• _Given data_:
◆ ◆ ◆ ◆ ◆ ◆ ◆

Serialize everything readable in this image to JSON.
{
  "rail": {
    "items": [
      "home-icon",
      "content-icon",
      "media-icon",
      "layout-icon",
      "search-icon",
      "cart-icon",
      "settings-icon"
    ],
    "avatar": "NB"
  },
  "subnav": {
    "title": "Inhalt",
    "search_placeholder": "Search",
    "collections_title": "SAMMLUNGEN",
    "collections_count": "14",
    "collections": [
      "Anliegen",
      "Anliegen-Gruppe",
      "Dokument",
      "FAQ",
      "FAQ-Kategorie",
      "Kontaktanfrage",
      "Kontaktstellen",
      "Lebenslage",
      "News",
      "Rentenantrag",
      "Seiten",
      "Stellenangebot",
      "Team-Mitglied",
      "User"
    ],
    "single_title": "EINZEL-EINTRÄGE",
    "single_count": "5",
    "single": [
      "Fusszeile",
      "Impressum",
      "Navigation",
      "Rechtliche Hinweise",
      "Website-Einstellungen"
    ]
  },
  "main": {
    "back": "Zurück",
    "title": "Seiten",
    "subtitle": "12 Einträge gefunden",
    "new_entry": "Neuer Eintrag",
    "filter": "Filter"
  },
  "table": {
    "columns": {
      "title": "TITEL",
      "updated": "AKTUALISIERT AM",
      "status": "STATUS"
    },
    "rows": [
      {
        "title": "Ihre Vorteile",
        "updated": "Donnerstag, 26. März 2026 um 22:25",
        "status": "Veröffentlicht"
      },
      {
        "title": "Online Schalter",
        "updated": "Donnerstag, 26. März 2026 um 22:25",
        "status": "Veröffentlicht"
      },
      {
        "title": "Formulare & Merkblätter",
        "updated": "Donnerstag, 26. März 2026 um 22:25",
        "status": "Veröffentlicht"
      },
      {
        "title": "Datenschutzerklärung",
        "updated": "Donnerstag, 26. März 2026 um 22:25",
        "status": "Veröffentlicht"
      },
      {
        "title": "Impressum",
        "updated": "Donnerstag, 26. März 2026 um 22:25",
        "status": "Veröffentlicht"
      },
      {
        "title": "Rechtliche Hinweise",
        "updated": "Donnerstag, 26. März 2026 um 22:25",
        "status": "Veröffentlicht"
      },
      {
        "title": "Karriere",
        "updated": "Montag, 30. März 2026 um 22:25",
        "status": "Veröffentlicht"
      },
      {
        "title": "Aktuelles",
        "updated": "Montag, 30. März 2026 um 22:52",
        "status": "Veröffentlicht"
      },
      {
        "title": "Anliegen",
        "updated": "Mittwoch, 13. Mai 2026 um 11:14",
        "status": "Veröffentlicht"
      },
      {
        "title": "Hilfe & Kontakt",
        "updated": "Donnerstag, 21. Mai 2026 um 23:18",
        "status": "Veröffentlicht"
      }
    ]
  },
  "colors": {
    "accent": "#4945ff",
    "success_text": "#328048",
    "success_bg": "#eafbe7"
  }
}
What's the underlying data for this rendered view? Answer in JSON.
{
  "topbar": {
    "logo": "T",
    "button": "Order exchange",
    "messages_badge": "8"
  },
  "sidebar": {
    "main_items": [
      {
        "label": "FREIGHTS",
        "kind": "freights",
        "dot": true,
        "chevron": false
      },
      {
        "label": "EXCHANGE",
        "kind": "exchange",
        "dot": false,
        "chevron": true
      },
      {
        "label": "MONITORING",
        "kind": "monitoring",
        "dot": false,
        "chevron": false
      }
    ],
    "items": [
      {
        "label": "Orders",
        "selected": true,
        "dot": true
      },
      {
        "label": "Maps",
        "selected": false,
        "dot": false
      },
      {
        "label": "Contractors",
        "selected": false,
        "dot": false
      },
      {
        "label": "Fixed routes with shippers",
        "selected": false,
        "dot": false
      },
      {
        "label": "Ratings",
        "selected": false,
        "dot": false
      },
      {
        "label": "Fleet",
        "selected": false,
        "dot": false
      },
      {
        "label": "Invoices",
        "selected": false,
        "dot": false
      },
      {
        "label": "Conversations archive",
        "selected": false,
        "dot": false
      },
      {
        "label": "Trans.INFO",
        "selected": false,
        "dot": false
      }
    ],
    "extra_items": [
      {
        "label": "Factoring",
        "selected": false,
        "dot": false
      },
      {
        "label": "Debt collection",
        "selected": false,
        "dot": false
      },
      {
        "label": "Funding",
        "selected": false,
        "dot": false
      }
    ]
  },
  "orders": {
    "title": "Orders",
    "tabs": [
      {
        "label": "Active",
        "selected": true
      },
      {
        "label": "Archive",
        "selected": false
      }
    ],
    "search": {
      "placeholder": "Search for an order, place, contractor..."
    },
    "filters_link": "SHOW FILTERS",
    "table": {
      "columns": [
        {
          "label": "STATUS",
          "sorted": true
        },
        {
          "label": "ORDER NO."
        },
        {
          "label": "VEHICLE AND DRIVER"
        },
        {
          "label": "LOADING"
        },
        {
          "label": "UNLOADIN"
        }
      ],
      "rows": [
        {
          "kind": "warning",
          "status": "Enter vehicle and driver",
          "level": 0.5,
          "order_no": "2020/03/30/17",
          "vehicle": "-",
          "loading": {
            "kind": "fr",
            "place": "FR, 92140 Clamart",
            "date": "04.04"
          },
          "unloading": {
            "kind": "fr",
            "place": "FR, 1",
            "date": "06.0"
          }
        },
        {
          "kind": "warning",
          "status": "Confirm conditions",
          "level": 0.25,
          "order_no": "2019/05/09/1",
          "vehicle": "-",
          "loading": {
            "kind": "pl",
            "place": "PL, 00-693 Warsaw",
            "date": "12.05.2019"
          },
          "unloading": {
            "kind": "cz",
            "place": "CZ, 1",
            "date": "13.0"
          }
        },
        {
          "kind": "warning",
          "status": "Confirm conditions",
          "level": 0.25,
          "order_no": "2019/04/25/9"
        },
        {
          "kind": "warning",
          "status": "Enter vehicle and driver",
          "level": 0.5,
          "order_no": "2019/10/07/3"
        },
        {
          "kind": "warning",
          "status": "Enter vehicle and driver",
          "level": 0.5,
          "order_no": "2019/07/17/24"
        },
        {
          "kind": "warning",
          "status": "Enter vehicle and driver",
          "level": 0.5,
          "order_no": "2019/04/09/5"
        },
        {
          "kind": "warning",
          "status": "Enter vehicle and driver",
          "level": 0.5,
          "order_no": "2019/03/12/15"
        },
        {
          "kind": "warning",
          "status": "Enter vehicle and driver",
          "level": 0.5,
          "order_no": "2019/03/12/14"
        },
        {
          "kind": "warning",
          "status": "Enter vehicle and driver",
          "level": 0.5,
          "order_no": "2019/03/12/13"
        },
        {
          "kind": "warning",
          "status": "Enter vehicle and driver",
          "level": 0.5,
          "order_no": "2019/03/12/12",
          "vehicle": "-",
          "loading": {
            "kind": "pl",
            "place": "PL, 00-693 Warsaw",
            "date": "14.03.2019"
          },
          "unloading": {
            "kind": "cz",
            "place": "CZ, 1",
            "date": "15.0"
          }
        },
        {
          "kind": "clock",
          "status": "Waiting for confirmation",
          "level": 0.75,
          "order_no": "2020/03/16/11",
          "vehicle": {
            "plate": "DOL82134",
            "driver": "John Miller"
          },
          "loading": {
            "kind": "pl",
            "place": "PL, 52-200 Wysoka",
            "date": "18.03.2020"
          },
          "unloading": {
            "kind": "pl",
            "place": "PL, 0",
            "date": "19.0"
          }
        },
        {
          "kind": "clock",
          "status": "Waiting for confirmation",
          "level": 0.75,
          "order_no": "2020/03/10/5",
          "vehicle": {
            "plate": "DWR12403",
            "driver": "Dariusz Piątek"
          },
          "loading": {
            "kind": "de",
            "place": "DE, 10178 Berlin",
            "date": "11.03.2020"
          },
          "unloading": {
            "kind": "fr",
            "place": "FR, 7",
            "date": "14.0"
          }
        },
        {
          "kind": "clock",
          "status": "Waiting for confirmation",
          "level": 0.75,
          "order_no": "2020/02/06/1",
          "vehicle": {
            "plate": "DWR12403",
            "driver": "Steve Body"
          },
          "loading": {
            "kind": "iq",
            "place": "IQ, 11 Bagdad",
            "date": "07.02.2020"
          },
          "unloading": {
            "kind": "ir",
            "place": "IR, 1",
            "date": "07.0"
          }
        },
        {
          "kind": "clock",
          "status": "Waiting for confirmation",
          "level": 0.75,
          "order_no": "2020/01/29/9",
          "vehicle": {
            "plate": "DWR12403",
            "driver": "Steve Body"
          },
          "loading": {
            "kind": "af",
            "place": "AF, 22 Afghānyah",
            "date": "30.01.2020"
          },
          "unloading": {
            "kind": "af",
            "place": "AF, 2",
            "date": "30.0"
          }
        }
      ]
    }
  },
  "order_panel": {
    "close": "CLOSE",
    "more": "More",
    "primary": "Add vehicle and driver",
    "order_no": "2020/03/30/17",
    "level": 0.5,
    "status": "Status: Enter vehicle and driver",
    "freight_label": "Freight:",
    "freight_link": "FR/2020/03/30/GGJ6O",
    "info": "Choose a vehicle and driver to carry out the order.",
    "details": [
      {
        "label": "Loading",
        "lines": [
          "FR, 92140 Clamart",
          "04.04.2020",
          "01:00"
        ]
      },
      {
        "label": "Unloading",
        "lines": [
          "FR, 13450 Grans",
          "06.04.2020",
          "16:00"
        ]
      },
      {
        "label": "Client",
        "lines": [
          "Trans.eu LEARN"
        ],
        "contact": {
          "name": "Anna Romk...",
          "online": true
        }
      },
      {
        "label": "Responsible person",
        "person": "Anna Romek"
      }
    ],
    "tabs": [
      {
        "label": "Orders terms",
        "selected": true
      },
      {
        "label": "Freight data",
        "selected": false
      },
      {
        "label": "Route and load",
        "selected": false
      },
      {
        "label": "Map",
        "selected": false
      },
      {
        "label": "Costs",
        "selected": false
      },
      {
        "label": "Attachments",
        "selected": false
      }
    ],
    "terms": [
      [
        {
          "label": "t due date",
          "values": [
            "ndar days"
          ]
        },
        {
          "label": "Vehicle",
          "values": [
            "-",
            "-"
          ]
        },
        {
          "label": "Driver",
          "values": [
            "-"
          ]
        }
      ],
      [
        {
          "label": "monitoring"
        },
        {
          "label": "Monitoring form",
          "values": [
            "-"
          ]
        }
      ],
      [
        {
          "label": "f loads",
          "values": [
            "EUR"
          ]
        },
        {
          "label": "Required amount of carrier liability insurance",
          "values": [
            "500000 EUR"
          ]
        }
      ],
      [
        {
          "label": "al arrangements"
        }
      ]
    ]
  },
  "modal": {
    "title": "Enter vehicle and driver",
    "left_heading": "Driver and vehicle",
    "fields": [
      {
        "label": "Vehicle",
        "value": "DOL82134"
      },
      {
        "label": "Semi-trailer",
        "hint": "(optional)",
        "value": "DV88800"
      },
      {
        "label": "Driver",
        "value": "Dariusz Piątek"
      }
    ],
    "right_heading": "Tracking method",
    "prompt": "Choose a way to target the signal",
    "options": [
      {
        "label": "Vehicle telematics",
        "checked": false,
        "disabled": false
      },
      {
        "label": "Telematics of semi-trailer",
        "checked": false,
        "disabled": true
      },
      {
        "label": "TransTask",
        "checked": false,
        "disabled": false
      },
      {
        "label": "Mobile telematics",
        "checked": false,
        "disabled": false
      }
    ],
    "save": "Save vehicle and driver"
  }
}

◆ ◆ ◆ ◆ ◆ ◆ ◆

• _What you will do_:
Each line that has the word "Choose" should be copied.

• _Written solution_:
    "info": "Choose a vehicle and driver to carry out the order.",
    "prompt": "Choose a way to target the signal",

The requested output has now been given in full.